▶ **Work required**:
Look through the records below and collect all lines that hold the string "amount".

[Start of Data in this exercise]

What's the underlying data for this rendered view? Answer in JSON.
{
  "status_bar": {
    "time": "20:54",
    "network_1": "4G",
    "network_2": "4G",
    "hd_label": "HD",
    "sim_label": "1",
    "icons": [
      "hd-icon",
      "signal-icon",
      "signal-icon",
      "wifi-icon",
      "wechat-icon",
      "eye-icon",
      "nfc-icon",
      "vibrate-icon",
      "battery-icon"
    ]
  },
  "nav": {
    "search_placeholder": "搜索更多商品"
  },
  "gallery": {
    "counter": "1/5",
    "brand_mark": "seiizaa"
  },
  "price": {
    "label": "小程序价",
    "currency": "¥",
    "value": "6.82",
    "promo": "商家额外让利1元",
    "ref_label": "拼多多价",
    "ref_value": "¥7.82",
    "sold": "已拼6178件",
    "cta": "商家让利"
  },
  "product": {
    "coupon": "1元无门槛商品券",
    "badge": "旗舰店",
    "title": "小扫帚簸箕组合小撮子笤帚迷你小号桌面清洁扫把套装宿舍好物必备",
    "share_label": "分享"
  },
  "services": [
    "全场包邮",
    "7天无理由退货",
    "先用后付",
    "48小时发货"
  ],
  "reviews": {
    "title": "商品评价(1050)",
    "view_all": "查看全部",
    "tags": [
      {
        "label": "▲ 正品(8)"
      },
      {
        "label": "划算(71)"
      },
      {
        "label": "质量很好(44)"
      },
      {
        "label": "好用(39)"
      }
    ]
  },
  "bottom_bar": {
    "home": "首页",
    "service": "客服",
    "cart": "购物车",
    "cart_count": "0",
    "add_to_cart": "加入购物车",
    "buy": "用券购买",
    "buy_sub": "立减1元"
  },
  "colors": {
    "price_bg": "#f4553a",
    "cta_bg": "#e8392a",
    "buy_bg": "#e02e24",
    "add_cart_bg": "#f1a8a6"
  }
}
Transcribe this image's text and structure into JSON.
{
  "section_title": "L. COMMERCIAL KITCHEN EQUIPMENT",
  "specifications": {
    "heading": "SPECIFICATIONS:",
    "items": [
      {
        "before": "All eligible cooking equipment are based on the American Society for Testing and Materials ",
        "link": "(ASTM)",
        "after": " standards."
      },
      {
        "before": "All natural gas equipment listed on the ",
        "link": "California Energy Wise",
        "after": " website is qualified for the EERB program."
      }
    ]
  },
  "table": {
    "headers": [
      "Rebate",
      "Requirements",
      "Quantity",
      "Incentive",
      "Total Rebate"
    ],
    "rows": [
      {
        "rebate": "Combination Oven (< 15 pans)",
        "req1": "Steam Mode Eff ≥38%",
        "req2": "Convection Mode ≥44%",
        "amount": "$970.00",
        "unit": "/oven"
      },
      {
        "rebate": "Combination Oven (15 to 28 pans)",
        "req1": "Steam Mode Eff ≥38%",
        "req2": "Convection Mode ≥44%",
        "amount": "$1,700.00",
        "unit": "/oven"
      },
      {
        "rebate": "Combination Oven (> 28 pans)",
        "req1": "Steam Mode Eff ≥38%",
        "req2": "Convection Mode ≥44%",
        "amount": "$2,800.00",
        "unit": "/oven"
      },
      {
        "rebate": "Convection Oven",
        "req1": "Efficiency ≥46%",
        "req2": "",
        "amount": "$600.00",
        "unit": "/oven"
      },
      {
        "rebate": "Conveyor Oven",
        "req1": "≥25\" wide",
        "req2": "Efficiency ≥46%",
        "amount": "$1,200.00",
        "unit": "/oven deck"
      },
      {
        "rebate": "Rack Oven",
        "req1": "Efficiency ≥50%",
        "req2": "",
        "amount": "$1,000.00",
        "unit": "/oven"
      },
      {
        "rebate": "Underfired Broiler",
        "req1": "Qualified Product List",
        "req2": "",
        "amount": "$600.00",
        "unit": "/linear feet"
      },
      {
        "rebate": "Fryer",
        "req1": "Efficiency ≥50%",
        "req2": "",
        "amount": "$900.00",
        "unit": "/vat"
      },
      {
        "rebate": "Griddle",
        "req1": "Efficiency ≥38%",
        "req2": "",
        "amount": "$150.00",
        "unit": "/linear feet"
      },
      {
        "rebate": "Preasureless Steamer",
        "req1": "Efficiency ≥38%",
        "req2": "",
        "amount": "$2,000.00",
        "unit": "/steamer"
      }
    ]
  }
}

[End of Data in this exercise]

▶ **The output**:
        "amount": "$970.00",
        "amount": "$1,700.00",
        "amount": "$2,800.00",
        "amount": "$600.00",
        "amount": "$1,200.00",
        "amount": "$1,000.00",
        "amount": "$600.00",
        "amount": "$900.00",
        "amount": "$150.00",
        "amount": "$2,000.00",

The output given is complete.